EXERCISE INSTRUCTIONS:
Each line that holds the word "watermark" should be returned.

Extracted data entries

▬▬▬

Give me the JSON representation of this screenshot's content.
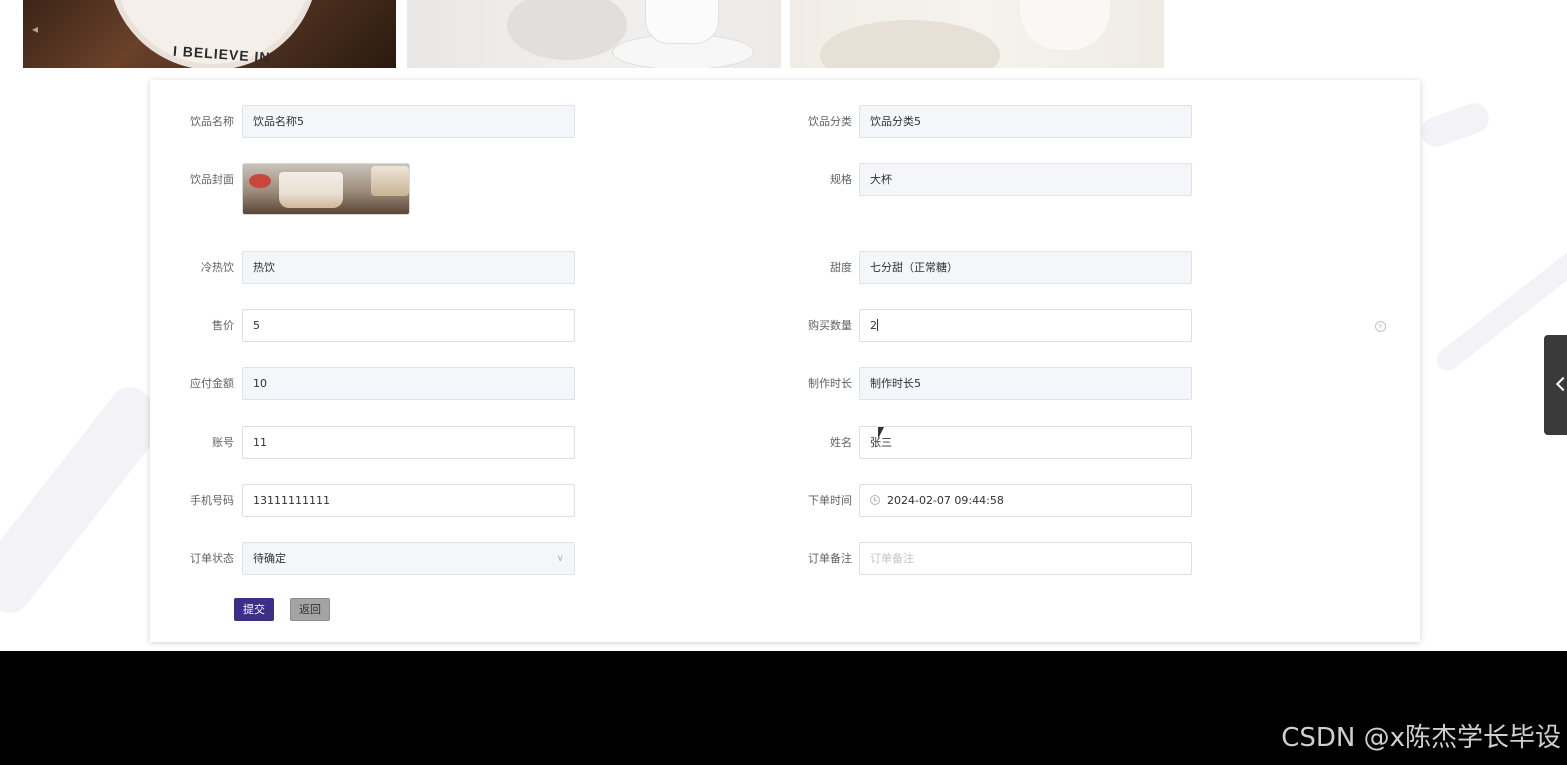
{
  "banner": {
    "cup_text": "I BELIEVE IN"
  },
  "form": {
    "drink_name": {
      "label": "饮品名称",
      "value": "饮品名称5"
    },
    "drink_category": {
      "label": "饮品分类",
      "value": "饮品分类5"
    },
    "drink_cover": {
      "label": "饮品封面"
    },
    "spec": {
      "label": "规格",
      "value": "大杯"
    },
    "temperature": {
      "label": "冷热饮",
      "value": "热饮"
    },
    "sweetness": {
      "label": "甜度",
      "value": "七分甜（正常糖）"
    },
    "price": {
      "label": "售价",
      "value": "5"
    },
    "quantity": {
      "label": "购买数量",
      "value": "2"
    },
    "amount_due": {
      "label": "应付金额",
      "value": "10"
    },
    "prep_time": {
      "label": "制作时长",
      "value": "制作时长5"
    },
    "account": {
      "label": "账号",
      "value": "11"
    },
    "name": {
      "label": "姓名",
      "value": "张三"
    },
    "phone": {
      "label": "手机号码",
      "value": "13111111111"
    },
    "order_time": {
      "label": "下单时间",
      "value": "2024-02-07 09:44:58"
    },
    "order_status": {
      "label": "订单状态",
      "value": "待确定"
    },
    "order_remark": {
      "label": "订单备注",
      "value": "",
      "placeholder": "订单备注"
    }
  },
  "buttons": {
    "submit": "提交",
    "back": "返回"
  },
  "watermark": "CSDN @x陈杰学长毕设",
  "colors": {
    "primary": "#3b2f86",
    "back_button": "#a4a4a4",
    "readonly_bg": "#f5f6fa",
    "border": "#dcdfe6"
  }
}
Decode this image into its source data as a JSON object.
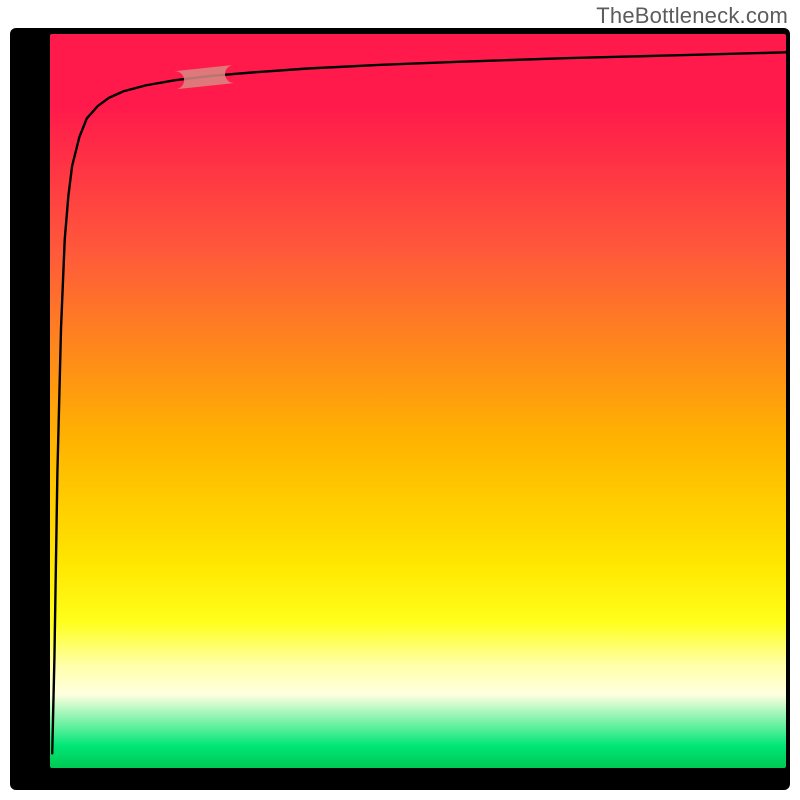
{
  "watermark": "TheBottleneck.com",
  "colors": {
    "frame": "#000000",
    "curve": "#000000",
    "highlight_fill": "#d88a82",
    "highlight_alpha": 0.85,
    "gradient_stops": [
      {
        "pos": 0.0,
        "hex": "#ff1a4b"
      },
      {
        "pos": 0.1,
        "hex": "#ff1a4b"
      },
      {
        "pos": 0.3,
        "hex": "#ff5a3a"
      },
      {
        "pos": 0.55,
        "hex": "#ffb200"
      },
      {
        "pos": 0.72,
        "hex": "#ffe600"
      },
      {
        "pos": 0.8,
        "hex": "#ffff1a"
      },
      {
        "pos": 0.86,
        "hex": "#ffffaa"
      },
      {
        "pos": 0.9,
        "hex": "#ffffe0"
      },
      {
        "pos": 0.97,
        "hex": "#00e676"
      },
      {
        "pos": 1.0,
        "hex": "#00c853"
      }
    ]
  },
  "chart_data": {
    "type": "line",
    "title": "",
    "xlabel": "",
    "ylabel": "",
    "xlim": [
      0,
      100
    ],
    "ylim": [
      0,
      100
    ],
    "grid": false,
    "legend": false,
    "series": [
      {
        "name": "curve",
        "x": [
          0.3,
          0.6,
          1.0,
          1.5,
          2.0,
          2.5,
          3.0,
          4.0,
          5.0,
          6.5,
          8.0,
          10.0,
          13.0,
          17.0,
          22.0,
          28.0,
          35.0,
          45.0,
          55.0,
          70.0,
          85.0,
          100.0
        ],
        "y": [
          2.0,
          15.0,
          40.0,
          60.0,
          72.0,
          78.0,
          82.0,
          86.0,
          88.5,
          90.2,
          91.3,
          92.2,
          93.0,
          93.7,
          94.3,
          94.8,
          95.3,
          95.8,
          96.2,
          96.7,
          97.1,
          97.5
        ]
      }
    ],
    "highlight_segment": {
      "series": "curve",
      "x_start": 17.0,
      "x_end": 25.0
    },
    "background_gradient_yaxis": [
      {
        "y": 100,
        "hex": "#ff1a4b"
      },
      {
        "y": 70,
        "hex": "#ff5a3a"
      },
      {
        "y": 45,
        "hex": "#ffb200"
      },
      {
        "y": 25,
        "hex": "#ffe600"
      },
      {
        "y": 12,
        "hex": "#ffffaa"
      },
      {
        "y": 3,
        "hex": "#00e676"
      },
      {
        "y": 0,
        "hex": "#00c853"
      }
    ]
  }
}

▬▬▬

TASK ANSWER:
  "watermark": "CSDN @x陈杰学长毕设",
  "watermark": "TheBottleneck.com",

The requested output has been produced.